> Aim:
Your task is to transcribe all of the records exactly and leave out the pictures.

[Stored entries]
BEGIN

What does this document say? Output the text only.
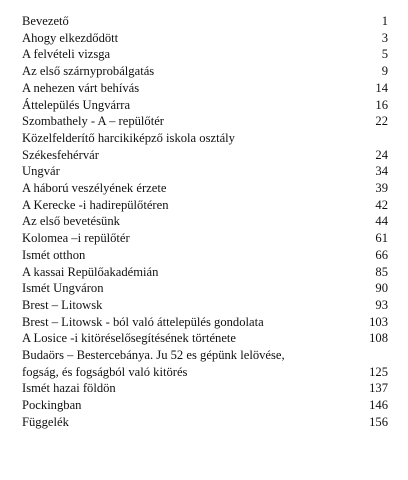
Bevezető	1
Ahogy elkezdődött	3
A felvételi vizsga	5
Az első szárnyprobálgatás	9
A nehezen várt behívás	14
Áttelepülés Ungvárra	16
Szombathely - A – repülőtér	22
Közelfelderítő harcikiképző iskola osztály
Székesfehérvár	24
Ungvár	34
A háború veszélyének érzete	39
A Kerecke -i hadirepülőtéren	42
Az első bevetésünk	44
Kolomea –i repülőtér	61
Ismét otthon	66
A kassai Repülőakadémián	85
Ismét Ungváron	90
Brest – Litowsk	93
Brest – Litowsk - ból való áttelepülés gondolata	103
A Losice -i kitöréselősegítésének története	108
Budaörs – Bestercebánya. Ju 52 es gépünk lelövése,
fogság, és fogságból való kitörés	125
Ismét hazai földön	137
Pockingban	146
Függelék	156
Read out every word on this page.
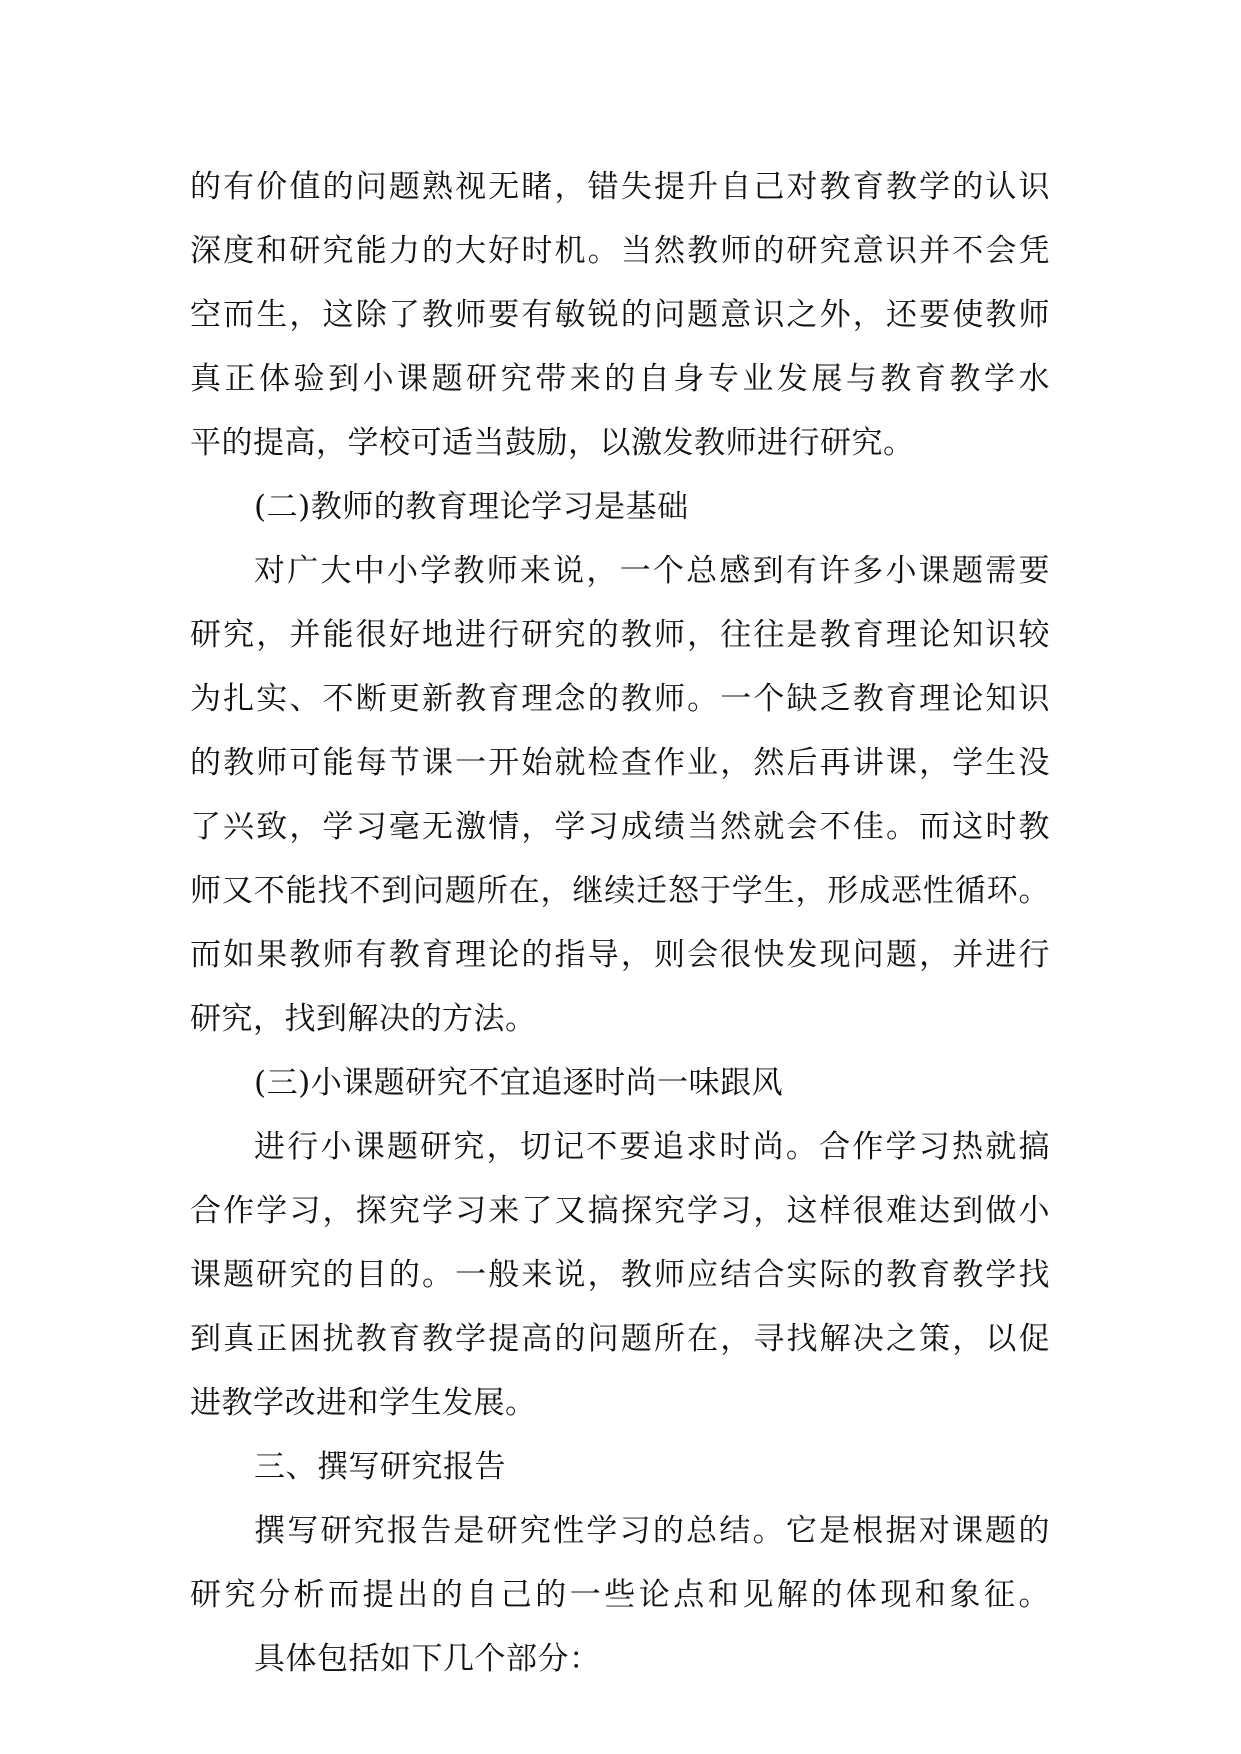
的有价值的问题熟视无睹，错失提升自己对教育教学的认识
深度和研究能力的大好时机。当然教师的研究意识并不会凭
空而生，这除了教师要有敏锐的问题意识之外，还要使教师
真正体验到小课题研究带来的自身专业发展与教育教学水
平的提高，学校可适当鼓励，以激发教师进行研究。
(二)教师的教育理论学习是基础
对广大中小学教师来说，一个总感到有许多小课题需要
研究，并能很好地进行研究的教师，往往是教育理论知识较
为扎实、不断更新教育理念的教师。一个缺乏教育理论知识
的教师可能每节课一开始就检查作业，然后再讲课，学生没
了兴致，学习毫无激情，学习成绩当然就会不佳。而这时教
师又不能找不到问题所在，继续迁怒于学生，形成恶性循环。
而如果教师有教育理论的指导，则会很快发现问题，并进行
研究，找到解决的方法。
(三)小课题研究不宜追逐时尚一味跟风
进行小课题研究，切记不要追求时尚。合作学习热就搞
合作学习，探究学习来了又搞探究学习，这样很难达到做小
课题研究的目的。一般来说，教师应结合实际的教育教学找
到真正困扰教育教学提高的问题所在，寻找解决之策，以促
进教学改进和学生发展。
三、撰写研究报告
撰写研究报告是研究性学习的总结。它是根据对课题的
研究分析而提出的自己的一些论点和见解的体现和象征。
具体包括如下几个部分：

END

> Answer:
What does this document say? Output the text only.
Bevezető	1
Ahogy elkezdődött	3
A felvételi vizsga	5
Az első szárnyprobálgatás	9
A nehezen várt behívás	14
Áttelepülés Ungvárra	16
Szombathely - A – repülőtér	22
Közelfelderítő harcikiképző iskola osztály
Székesfehérvár	24
Ungvár	34
A háború veszélyének érzete	39
A Kerecke -i hadirepülőtéren	42
Az első bevetésünk	44
Kolomea –i repülőtér	61
Ismét otthon	66
A kassai Repülőakadémián	85
Ismét Ungváron	90
Brest – Litowsk	93
Brest – Litowsk - ból való áttelepülés gondolata	103
A Losice -i kitöréselősegítésének története	108
Budaörs – Bestercebánya. Ju 52 es gépünk lelövése,
fogság, és fogságból való kitörés	125
Ismét hazai földön	137
Pockingban	146
Függelék	156
Read out every word on this page.
的有价值的问题熟视无睹，错失提升自己对教育教学的认识
深度和研究能力的大好时机。当然教师的研究意识并不会凭
空而生，这除了教师要有敏锐的问题意识之外，还要使教师
真正体验到小课题研究带来的自身专业发展与教育教学水
平的提高，学校可适当鼓励，以激发教师进行研究。
(二)教师的教育理论学习是基础
对广大中小学教师来说，一个总感到有许多小课题需要
研究，并能很好地进行研究的教师，往往是教育理论知识较
为扎实、不断更新教育理念的教师。一个缺乏教育理论知识
的教师可能每节课一开始就检查作业，然后再讲课，学生没
了兴致，学习毫无激情，学习成绩当然就会不佳。而这时教
师又不能找不到问题所在，继续迁怒于学生，形成恶性循环。
而如果教师有教育理论的指导，则会很快发现问题，并进行
研究，找到解决的方法。
(三)小课题研究不宜追逐时尚一味跟风
进行小课题研究，切记不要追求时尚。合作学习热就搞
合作学习，探究学习来了又搞探究学习，这样很难达到做小
课题研究的目的。一般来说，教师应结合实际的教育教学找
到真正困扰教育教学提高的问题所在，寻找解决之策，以促
进教学改进和学生发展。
三、撰写研究报告
撰写研究报告是研究性学习的总结。它是根据对课题的
研究分析而提出的自己的一些论点和见解的体现和象征。
具体包括如下几个部分：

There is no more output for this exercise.